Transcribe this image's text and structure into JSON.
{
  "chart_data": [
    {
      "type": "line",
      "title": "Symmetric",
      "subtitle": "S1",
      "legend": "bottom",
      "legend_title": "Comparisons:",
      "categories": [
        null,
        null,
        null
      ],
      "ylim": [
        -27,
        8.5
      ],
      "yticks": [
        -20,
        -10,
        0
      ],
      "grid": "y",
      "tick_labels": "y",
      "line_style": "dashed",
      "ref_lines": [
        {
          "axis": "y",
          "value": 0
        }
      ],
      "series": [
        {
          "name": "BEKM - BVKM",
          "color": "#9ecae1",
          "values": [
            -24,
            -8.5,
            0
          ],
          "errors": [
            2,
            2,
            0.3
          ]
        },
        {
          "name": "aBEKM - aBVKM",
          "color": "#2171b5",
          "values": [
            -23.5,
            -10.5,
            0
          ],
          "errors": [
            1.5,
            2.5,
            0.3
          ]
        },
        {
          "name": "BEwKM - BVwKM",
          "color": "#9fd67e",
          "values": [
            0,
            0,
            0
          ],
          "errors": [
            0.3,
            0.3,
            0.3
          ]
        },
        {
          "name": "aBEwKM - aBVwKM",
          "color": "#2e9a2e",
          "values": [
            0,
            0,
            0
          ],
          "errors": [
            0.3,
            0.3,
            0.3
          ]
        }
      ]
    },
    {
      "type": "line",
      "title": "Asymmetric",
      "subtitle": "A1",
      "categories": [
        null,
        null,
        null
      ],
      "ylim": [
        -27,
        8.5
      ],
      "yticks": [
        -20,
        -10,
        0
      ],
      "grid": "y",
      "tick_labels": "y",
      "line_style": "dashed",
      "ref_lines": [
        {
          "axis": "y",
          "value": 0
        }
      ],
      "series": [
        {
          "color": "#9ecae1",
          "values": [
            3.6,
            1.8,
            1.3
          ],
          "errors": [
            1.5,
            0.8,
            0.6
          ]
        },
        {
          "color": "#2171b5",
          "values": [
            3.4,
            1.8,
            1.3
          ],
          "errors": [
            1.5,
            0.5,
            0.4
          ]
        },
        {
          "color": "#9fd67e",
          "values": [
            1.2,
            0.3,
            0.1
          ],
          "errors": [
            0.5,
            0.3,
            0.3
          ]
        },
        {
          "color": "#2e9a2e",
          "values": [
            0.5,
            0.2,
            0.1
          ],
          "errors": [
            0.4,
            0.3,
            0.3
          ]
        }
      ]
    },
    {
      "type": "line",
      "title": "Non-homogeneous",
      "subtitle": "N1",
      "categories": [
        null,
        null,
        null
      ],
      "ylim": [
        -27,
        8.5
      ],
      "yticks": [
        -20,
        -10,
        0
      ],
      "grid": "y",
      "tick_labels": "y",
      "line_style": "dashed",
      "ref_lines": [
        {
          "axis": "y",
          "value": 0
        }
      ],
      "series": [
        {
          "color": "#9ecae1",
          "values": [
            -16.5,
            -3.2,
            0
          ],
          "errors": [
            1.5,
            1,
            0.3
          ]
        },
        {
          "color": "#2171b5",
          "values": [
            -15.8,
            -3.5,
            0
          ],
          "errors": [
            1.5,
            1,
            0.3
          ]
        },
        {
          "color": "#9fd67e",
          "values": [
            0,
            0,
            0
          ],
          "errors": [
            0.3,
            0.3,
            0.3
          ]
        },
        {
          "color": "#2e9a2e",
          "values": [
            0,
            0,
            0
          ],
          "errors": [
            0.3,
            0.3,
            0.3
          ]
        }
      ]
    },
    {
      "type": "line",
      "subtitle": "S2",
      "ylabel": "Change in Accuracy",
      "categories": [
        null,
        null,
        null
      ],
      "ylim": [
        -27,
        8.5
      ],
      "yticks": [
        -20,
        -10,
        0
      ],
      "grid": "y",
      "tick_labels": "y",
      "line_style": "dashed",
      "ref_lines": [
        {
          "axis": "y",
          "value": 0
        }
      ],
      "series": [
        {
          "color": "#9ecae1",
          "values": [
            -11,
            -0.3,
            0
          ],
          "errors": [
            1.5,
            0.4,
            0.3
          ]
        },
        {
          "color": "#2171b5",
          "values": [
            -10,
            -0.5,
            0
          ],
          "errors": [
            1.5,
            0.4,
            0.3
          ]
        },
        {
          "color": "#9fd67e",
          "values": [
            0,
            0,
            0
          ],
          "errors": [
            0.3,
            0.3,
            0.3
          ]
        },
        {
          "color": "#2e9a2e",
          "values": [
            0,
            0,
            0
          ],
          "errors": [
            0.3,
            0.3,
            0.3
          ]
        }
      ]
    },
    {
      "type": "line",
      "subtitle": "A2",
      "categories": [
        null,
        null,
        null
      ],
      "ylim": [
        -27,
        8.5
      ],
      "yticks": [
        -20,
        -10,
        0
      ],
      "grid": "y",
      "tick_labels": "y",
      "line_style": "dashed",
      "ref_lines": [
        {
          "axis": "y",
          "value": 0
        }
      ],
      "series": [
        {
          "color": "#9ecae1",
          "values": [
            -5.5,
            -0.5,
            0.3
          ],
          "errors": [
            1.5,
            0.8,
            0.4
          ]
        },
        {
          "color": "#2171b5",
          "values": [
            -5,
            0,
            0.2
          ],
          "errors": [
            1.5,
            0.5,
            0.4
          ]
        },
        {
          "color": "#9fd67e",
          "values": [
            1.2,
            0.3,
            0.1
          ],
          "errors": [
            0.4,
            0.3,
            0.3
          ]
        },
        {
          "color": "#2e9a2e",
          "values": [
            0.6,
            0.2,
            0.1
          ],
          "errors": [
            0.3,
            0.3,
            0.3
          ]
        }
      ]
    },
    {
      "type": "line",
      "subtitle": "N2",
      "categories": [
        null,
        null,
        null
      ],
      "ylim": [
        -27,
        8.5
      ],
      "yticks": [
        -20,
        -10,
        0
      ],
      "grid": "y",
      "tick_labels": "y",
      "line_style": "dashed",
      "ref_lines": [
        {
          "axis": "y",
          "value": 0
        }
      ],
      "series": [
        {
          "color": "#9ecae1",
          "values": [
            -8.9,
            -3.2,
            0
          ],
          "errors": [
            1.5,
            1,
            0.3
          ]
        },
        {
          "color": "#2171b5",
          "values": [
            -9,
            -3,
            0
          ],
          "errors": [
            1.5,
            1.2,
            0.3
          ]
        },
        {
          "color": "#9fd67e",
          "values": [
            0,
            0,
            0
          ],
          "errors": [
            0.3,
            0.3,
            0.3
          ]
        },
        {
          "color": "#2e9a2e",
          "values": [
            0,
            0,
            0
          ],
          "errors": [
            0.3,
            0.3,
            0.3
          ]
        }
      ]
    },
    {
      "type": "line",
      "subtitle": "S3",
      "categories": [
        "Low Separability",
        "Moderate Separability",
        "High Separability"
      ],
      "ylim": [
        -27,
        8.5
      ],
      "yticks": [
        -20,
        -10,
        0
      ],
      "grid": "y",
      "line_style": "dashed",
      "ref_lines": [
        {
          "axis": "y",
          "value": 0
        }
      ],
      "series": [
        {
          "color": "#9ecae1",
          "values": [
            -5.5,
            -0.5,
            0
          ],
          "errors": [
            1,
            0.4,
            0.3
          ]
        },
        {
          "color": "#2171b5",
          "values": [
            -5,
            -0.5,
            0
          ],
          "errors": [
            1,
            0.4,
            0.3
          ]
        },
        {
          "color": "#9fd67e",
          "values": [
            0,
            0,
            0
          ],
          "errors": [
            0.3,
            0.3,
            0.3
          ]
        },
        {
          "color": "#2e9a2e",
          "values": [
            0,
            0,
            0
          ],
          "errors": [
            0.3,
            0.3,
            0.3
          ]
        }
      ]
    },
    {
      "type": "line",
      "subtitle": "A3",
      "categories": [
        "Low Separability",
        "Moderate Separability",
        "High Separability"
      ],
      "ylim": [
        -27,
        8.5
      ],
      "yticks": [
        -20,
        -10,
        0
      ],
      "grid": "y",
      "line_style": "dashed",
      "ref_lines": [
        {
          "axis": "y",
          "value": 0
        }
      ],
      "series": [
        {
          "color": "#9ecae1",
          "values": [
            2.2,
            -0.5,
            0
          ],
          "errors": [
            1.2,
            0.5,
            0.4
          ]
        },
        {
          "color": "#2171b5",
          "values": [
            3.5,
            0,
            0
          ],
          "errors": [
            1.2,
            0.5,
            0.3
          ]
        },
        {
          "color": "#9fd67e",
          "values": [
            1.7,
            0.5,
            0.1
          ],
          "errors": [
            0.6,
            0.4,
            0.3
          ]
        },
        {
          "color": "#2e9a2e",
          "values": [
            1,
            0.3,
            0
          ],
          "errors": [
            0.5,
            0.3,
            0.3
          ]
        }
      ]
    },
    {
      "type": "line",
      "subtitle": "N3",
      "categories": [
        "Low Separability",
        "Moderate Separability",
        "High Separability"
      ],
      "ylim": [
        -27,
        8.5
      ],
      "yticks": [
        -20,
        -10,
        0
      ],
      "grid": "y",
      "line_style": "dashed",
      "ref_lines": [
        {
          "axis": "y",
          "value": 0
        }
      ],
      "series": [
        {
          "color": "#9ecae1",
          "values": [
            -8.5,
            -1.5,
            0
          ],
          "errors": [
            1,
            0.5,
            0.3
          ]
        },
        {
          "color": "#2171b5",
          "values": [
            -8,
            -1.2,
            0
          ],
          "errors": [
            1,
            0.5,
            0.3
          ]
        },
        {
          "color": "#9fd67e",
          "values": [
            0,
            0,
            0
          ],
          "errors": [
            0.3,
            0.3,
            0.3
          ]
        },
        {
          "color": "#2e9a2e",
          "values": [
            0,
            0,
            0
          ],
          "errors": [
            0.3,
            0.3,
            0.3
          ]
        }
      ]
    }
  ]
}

**Description of the task**
Copy each line in the data that holds the word "name".

**Response to this exercise**
          "name": "BEKM - BVKM",
          "name": "aBEKM - aBVKM",
          "name": "BEwKM - BVwKM",
          "name": "aBEwKM - aBVwKM",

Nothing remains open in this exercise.